> **Work instructions**
Without the images, output each record below as it stands.
— start of Supplied data —
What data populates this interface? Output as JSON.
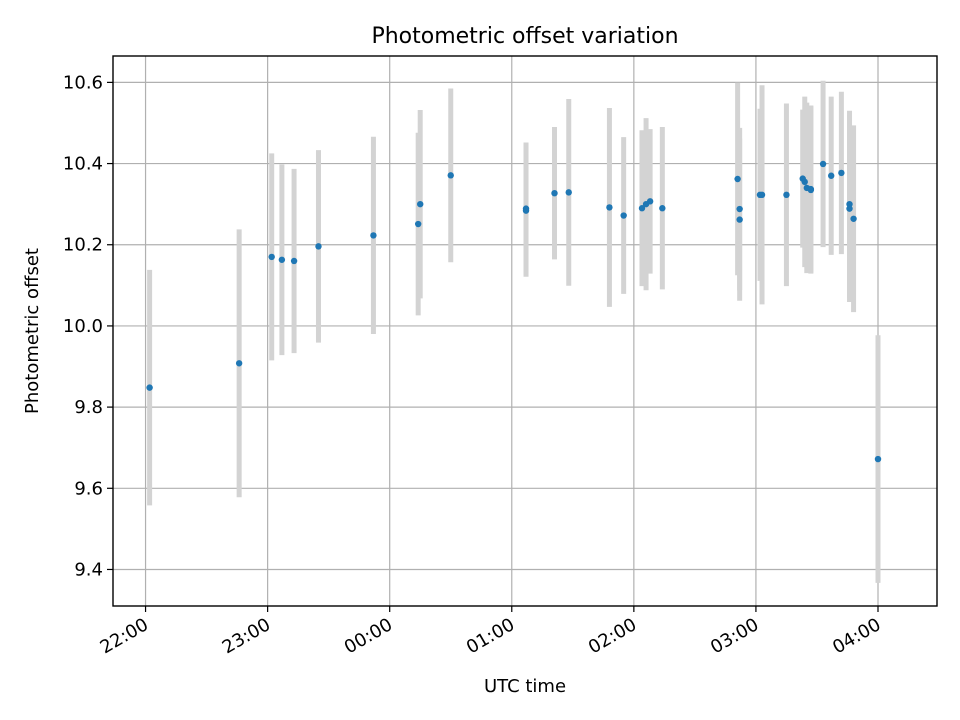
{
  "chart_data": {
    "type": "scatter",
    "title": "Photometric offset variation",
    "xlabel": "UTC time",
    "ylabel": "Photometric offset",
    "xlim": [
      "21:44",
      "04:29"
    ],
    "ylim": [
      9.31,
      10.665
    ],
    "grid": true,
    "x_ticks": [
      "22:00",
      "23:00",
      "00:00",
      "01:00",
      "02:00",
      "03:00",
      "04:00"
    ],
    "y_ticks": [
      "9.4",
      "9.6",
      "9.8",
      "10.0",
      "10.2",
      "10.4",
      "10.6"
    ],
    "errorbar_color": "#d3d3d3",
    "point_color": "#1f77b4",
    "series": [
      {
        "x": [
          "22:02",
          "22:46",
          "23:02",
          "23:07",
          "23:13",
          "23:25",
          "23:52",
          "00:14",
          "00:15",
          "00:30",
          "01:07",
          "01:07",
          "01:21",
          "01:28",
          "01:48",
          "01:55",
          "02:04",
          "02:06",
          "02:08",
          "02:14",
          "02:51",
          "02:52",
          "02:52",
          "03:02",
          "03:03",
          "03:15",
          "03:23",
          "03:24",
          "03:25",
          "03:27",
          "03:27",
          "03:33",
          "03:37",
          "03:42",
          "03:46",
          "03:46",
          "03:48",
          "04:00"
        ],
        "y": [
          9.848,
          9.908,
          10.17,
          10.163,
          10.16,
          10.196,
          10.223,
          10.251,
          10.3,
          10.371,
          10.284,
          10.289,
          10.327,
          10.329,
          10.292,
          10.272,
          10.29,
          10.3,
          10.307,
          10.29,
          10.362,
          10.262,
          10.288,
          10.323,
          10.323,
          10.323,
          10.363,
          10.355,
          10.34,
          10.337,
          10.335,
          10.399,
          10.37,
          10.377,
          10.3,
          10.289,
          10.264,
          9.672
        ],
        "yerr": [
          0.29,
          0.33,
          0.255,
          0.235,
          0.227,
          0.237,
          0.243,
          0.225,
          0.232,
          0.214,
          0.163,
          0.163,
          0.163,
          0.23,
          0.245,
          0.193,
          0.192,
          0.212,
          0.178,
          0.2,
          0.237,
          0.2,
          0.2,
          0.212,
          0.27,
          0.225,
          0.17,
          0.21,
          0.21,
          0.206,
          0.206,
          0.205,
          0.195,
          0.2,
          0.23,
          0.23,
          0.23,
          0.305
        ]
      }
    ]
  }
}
— end of Supplied data —
> **Answer below**
What data populates this interface? Output as JSON.
{
  "chart_data": {
    "type": "scatter",
    "title": "Photometric offset variation",
    "xlabel": "UTC time",
    "ylabel": "Photometric offset",
    "xlim": [
      "21:44",
      "04:29"
    ],
    "ylim": [
      9.31,
      10.665
    ],
    "grid": true,
    "x_ticks": [
      "22:00",
      "23:00",
      "00:00",
      "01:00",
      "02:00",
      "03:00",
      "04:00"
    ],
    "y_ticks": [
      "9.4",
      "9.6",
      "9.8",
      "10.0",
      "10.2",
      "10.4",
      "10.6"
    ],
    "errorbar_color": "#d3d3d3",
    "point_color": "#1f77b4",
    "series": [
      {
        "x": [
          "22:02",
          "22:46",
          "23:02",
          "23:07",
          "23:13",
          "23:25",
          "23:52",
          "00:14",
          "00:15",
          "00:30",
          "01:07",
          "01:07",
          "01:21",
          "01:28",
          "01:48",
          "01:55",
          "02:04",
          "02:06",
          "02:08",
          "02:14",
          "02:51",
          "02:52",
          "02:52",
          "03:02",
          "03:03",
          "03:15",
          "03:23",
          "03:24",
          "03:25",
          "03:27",
          "03:27",
          "03:33",
          "03:37",
          "03:42",
          "03:46",
          "03:46",
          "03:48",
          "04:00"
        ],
        "y": [
          9.848,
          9.908,
          10.17,
          10.163,
          10.16,
          10.196,
          10.223,
          10.251,
          10.3,
          10.371,
          10.284,
          10.289,
          10.327,
          10.329,
          10.292,
          10.272,
          10.29,
          10.3,
          10.307,
          10.29,
          10.362,
          10.262,
          10.288,
          10.323,
          10.323,
          10.323,
          10.363,
          10.355,
          10.34,
          10.337,
          10.335,
          10.399,
          10.37,
          10.377,
          10.3,
          10.289,
          10.264,
          9.672
        ],
        "yerr": [
          0.29,
          0.33,
          0.255,
          0.235,
          0.227,
          0.237,
          0.243,
          0.225,
          0.232,
          0.214,
          0.163,
          0.163,
          0.163,
          0.23,
          0.245,
          0.193,
          0.192,
          0.212,
          0.178,
          0.2,
          0.237,
          0.2,
          0.2,
          0.212,
          0.27,
          0.225,
          0.17,
          0.21,
          0.21,
          0.206,
          0.206,
          0.205,
          0.195,
          0.2,
          0.23,
          0.23,
          0.23,
          0.305
        ]
      }
    ]
  }
}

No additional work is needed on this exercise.